--- Source document ---
Re: piping data into Cassandra

Eric Yang Tue, 01 Nov 2011 09:46:52 -0700

Hi AD,

Glad it works for you.  If you are interested in contributing what you 
currently have for Cassandra writer, feel free to post your code as a patch in 
a jira (http://issues.apache.org/jira/browse/CHUKWA).  With license grant of 
your work, it will be easier for the open source community enhance your work. :)


regards,
Eric

On Oct 31, 2011, at 8:42 PM, AD wrote:

> Eric,
> 
>  Just wanted to say thank you for all your help.  Everything is now working 
> perfectly with a custom demux parser for my apache log format and a custom 
> writer (copied your hbase as a starting point) into Cassandra.
> 
> To the broader community, if anyone is interested in helping re-factor the 
> Cassandra writer to a real working add-in  to Chukwa, happy to share what i 
> have so far. I am not a Java developer by trade so I am sure there are some 
> tweaks, but happy to give back to the Chukwa community to help advance its 
> capabilities.
> 
> Cheers,
> AD
> 
> On Sun, Oct 30, 2011 at 4:18 PM, Eric Yang <[email protected]> wrote:
> Sounds about right.  For the multiple lines map to a chunk, you can modify 
> Apache Rotatelog to add Control-A character to end of the log entry, and use 
> UTF8 File Tailing Adaptor to read the file.  In this case, you will get your 
> log entries in the same chunk rather than multiple chunks.  Hope this helps.
> 
> regards,
> Eric
> 
> On Oct 29, 2011, at 7:42 PM, AD wrote:
> 
> > Ok thats what i thought.  I have been trying to backtrack through the code.

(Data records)

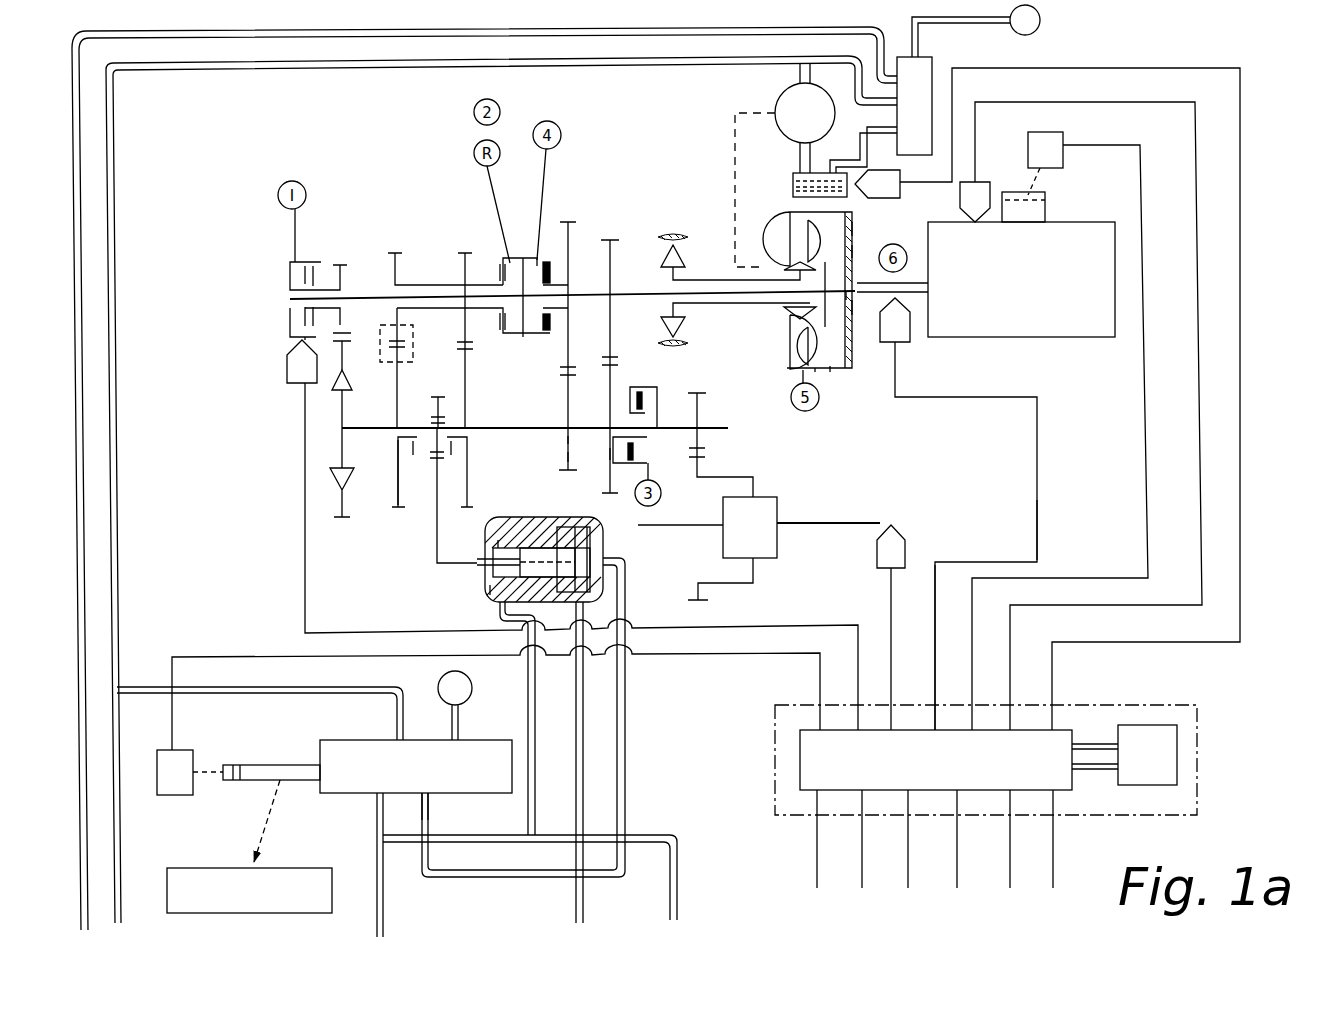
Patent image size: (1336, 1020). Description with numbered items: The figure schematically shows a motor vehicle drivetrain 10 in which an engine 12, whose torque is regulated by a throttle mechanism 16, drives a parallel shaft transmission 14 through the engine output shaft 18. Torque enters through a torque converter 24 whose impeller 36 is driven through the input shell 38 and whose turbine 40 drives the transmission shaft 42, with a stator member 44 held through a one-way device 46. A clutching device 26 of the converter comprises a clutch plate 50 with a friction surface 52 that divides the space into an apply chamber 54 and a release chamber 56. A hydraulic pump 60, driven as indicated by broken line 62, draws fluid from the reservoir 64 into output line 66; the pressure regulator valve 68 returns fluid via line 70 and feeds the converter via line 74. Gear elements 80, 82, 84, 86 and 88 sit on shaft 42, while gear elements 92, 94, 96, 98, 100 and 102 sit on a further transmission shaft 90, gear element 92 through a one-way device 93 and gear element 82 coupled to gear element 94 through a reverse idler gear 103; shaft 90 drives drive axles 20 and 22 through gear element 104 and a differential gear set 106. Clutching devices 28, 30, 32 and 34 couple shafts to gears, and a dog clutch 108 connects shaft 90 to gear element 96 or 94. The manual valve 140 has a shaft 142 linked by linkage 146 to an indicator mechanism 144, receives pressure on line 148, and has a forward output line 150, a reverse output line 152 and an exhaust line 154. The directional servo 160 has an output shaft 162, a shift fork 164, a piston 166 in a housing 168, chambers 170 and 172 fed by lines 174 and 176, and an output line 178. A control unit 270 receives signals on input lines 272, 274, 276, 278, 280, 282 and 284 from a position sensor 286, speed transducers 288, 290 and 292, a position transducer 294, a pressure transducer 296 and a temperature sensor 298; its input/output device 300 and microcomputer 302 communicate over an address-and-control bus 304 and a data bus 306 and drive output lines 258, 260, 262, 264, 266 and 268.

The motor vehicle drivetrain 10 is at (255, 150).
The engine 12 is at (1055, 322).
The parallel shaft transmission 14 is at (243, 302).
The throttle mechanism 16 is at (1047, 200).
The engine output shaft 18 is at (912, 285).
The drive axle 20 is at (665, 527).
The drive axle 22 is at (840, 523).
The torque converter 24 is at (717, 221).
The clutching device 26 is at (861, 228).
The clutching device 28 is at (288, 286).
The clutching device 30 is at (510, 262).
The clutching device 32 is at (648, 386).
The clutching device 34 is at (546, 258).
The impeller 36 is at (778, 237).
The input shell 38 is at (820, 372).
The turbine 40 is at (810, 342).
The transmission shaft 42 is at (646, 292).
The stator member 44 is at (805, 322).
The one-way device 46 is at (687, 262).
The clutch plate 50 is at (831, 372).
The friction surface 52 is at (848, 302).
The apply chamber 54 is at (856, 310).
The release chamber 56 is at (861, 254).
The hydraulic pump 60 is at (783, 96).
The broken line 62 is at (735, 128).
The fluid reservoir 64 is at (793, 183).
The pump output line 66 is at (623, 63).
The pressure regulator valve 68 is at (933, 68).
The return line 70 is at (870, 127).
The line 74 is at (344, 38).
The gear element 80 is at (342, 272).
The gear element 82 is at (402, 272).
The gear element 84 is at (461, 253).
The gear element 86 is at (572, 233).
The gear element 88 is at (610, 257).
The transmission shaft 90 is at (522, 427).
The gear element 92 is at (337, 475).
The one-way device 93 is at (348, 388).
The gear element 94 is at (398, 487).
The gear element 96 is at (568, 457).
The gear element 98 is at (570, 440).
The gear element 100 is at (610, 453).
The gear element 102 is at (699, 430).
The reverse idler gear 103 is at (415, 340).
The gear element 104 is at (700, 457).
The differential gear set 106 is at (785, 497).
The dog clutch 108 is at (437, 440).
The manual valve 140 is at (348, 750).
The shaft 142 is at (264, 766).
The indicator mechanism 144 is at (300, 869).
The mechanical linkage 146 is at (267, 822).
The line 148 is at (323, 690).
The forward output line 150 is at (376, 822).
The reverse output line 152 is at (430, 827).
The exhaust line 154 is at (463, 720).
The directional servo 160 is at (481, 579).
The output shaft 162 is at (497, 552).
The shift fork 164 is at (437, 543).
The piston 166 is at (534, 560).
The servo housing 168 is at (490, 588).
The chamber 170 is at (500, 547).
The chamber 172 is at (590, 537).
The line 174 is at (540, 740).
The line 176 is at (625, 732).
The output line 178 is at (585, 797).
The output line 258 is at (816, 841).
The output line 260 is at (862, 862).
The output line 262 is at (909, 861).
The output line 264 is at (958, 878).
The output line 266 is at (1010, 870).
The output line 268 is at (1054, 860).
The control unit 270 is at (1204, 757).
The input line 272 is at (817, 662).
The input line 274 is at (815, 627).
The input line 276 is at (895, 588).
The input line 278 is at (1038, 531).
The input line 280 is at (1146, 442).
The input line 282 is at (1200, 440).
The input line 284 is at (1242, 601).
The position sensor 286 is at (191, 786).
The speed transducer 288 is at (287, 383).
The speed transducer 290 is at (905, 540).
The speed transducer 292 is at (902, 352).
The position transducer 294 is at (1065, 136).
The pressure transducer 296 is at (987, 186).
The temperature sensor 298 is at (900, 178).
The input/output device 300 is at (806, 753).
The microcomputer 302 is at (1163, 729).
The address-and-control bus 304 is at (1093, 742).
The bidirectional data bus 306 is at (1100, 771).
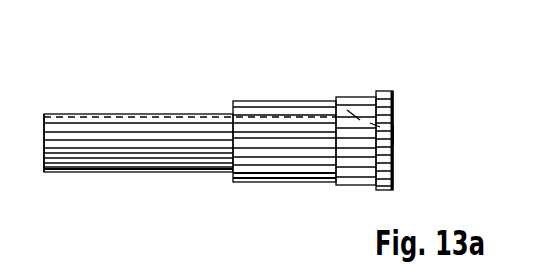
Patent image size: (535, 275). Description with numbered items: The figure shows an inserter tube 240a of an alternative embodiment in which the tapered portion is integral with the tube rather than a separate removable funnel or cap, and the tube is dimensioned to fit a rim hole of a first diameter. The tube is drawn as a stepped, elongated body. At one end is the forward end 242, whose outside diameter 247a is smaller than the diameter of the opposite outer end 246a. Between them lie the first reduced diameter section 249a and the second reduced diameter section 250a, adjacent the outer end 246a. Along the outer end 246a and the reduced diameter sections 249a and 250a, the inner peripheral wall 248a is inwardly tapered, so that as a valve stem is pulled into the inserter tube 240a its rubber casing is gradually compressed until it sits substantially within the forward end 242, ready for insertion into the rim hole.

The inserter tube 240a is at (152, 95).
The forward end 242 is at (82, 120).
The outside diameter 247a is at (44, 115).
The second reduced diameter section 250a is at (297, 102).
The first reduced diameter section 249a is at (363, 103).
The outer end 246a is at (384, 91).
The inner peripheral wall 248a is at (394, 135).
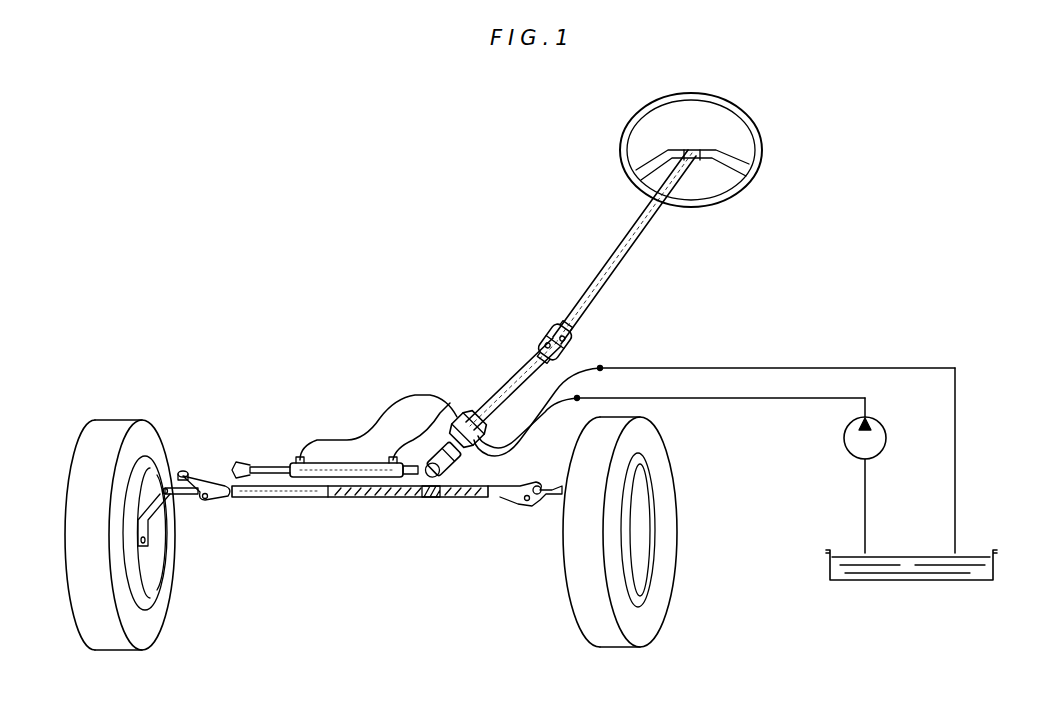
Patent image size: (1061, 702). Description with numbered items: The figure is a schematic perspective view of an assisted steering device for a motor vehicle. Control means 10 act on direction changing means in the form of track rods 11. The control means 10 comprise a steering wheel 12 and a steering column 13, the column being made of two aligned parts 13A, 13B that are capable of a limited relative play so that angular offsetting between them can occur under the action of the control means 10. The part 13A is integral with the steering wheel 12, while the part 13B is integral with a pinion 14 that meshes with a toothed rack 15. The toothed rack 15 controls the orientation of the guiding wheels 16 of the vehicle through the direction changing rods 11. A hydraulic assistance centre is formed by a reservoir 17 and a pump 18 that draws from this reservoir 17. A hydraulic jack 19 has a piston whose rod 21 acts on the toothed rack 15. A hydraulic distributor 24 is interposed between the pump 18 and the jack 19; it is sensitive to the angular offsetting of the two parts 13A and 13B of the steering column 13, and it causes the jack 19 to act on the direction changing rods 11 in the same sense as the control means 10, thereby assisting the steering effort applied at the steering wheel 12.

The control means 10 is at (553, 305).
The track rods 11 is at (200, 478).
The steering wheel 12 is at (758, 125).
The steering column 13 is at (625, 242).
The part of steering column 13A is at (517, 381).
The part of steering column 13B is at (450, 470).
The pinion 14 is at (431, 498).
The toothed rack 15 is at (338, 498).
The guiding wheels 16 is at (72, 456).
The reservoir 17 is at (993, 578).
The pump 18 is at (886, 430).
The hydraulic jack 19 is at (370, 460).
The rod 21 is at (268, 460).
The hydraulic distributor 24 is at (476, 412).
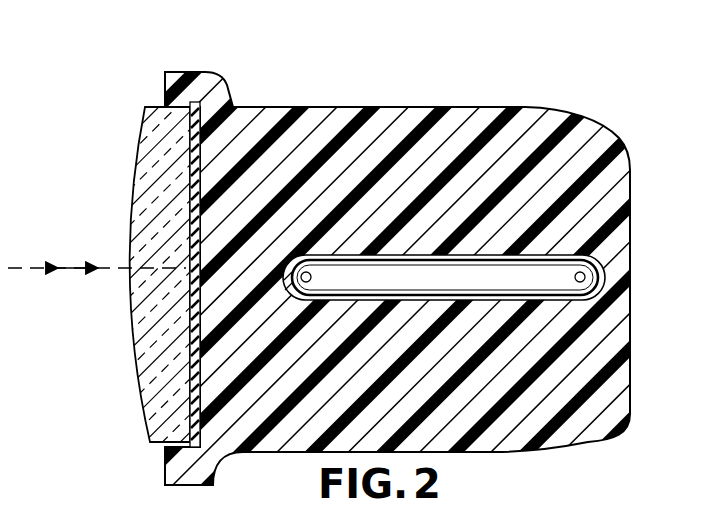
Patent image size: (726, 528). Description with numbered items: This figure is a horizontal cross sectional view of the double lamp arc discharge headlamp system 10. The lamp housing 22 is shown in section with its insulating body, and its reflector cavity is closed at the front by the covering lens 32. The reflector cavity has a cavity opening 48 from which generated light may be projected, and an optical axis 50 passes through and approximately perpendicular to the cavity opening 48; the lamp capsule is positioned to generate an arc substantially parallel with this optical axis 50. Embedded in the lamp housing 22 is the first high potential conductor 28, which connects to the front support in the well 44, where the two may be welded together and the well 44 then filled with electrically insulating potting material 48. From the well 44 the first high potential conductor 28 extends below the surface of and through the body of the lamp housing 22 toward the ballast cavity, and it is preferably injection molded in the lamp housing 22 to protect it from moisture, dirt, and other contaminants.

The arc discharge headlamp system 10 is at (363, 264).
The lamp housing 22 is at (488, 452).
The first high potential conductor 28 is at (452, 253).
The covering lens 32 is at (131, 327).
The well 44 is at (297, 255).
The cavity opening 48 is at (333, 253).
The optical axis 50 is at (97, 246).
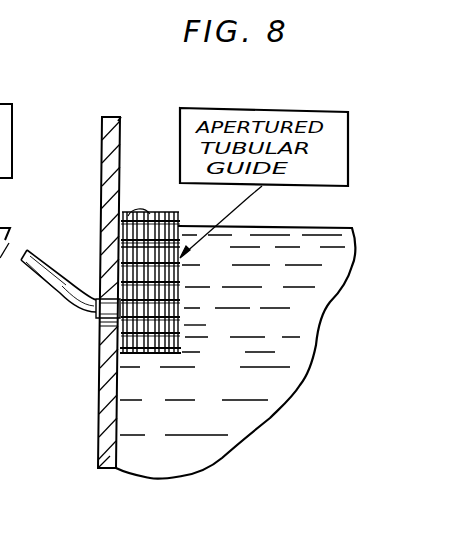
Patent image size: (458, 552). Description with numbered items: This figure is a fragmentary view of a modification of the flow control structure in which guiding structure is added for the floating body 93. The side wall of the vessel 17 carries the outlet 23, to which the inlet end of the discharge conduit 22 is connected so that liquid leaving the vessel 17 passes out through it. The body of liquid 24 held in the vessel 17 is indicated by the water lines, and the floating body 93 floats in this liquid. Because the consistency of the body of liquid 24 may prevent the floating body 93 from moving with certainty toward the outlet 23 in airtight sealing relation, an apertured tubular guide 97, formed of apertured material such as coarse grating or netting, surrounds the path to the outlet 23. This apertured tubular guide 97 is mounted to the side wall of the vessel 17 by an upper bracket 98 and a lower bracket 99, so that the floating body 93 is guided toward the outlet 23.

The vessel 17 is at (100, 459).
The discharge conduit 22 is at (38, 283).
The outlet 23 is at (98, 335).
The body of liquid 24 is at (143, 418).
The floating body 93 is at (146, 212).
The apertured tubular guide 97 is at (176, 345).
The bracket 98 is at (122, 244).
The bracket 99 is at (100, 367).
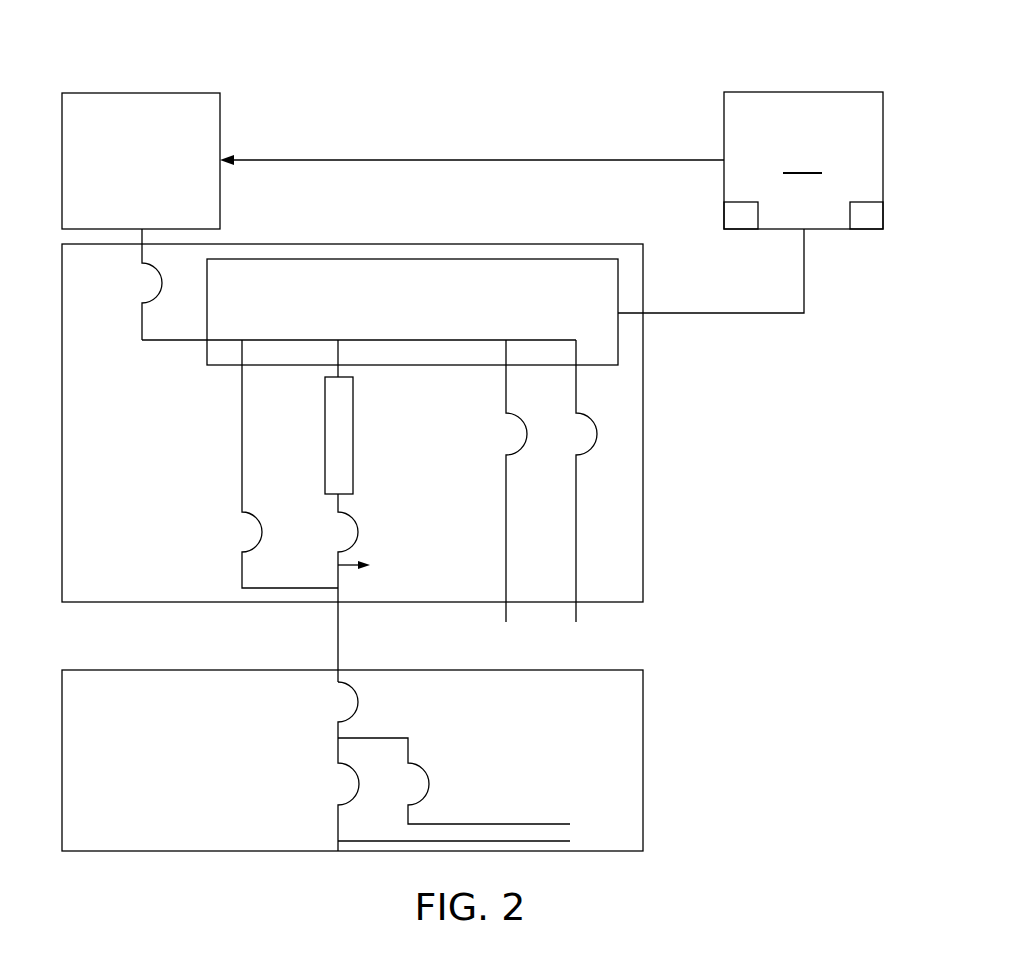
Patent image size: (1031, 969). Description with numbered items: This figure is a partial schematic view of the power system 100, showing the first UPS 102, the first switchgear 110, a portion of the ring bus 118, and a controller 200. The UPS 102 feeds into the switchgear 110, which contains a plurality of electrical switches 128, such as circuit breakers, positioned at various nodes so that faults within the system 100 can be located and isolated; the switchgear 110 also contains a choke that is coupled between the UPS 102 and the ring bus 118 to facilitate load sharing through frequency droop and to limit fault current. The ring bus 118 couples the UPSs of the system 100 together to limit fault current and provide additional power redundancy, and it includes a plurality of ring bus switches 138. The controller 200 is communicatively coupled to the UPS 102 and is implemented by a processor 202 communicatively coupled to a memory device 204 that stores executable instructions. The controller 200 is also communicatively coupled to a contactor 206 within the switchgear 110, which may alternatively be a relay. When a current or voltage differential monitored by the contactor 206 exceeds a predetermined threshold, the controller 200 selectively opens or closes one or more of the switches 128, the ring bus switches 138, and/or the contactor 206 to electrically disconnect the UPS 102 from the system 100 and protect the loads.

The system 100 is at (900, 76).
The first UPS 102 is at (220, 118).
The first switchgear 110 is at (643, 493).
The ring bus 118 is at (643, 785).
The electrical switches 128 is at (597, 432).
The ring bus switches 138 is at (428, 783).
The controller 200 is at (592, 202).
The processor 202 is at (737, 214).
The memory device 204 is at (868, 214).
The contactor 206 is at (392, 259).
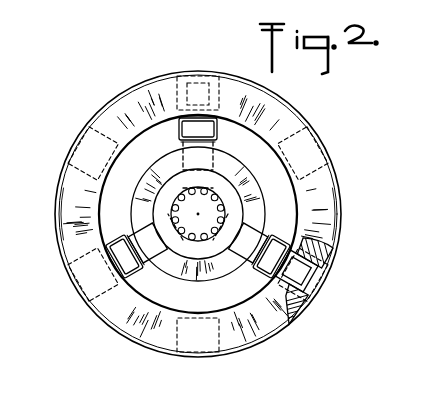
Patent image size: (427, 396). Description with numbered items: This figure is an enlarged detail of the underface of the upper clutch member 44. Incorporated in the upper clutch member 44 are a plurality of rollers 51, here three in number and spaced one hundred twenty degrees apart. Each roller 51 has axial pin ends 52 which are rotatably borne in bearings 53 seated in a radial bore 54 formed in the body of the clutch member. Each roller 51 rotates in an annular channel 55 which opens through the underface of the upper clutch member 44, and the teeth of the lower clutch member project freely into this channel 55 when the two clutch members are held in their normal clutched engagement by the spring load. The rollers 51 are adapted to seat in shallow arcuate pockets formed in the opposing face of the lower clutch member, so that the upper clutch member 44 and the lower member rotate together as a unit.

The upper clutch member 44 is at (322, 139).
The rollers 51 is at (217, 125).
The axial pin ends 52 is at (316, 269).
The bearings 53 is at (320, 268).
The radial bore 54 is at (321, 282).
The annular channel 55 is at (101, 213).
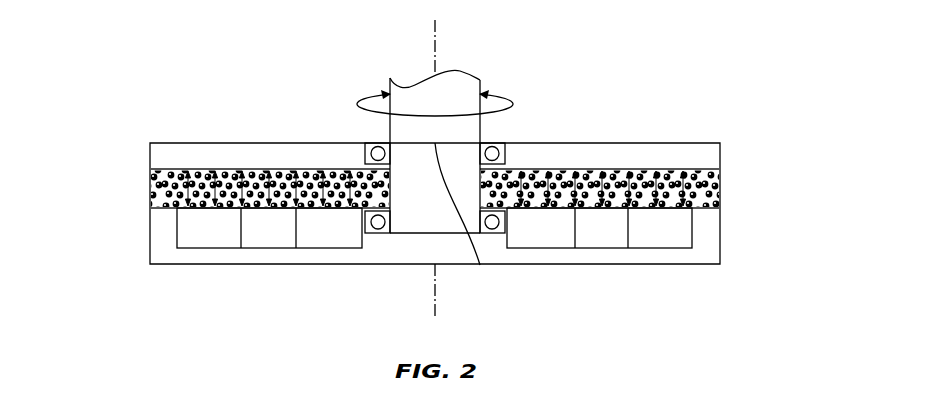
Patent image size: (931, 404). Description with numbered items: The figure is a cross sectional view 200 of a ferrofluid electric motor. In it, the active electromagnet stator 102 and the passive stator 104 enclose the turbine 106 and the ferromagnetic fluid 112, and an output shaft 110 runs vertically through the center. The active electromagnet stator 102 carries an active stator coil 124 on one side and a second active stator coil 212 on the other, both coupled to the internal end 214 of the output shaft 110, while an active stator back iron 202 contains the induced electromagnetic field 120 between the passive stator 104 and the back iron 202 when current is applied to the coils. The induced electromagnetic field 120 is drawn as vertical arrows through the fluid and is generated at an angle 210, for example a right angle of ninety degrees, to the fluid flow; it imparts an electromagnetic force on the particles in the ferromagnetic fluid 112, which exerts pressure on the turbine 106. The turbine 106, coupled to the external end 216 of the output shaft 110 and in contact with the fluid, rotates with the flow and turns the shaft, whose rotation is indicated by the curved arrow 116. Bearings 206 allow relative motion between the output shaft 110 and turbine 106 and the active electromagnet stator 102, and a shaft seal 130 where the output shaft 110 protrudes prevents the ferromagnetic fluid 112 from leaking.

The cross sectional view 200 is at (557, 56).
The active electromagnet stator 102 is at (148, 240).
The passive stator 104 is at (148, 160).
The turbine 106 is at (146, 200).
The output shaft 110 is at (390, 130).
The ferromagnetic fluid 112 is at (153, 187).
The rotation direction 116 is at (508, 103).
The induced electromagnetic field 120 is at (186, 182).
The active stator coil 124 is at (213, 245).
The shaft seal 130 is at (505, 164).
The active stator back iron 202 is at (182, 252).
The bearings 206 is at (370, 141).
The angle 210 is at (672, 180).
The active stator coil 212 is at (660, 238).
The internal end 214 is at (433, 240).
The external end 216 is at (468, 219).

--- Your objective ---
Carry the email thread about piping data into Cassandra forward, starting right after its last line. These rows were taken from a different source than the email thread about piping data into Cassandra.

--- Result for this exercise ---
> >  The one thing i cant figure out is currently a chunk can be multiple lines 
> > in a logfile (for example).  I cant see how to get the parser to return 
> > multiple "rows" for a single chunk to be inserted back into Hbase.
> >
> > From backtracking it looks like the plan would be (for parsing apache logs)
> >
> > 1 - set the collector.pipeline to include 
> > org.apache.hadoop.chukwa.datacollection.writer.cassandra.CassandraWriter.  
> > Need 2 methods, add and init
> > 2 - write a new parser (ApachelogProcessor) in  
> > chukwa.extraction.demux.processor.mapper that implements AbstractProcessor 
> > and parses the Chunk (logfile entries).
> > 3 - the "add" method of CassandraWriter calls processor.process on the 
> > ApachelogProcessor with a single chunk  from an array of chunks
> > 4 -  ApacheLogProcessor parse (called from process) method does a 
> > record.add("logfield","logvalue") for each field in apachelog in addition 
> > to the buildGenericRecord call
> > 5 - ApacheLogProcessor calls output.collect (may need to write a custom 
> > OutputCollector) for a single row in Cassandra.  Sets up the "put"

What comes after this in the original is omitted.